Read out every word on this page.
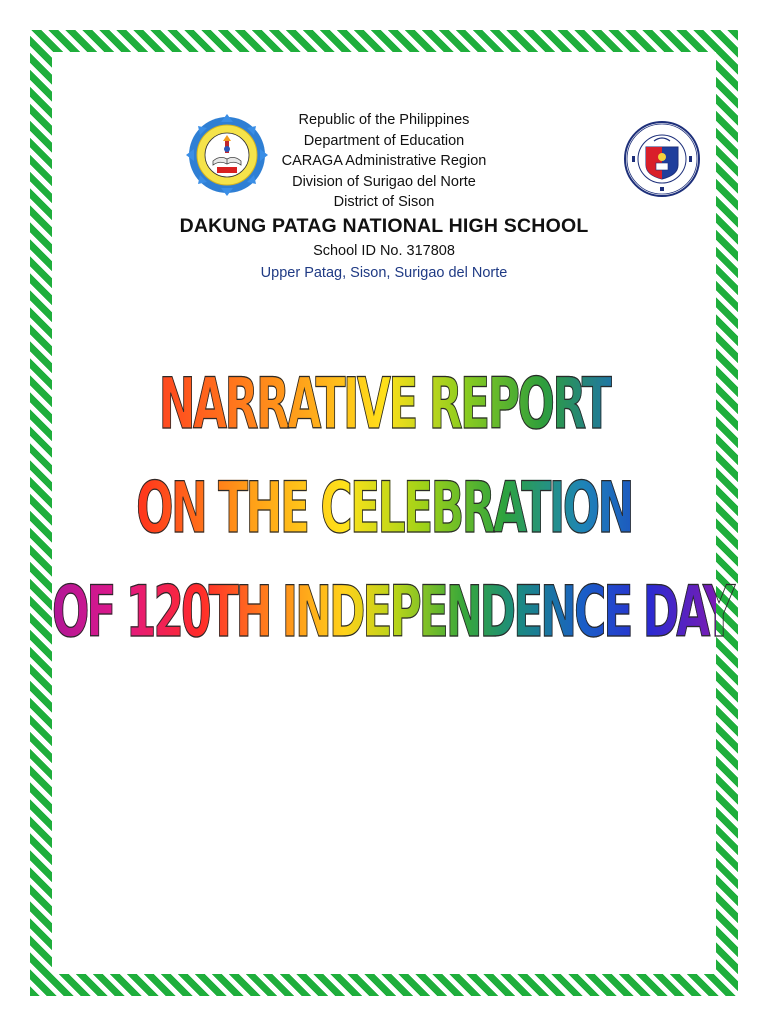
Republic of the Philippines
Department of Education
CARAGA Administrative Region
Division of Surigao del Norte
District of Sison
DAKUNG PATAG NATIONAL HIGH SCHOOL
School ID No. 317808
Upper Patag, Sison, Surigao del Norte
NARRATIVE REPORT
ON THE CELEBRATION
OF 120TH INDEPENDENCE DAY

______

_What you have to do_. Show every line from the entries above in which "Surigao" appears.

_Task response_.
Division of Surigao del Norte
Upper Patag, Sison, Surigao del Norte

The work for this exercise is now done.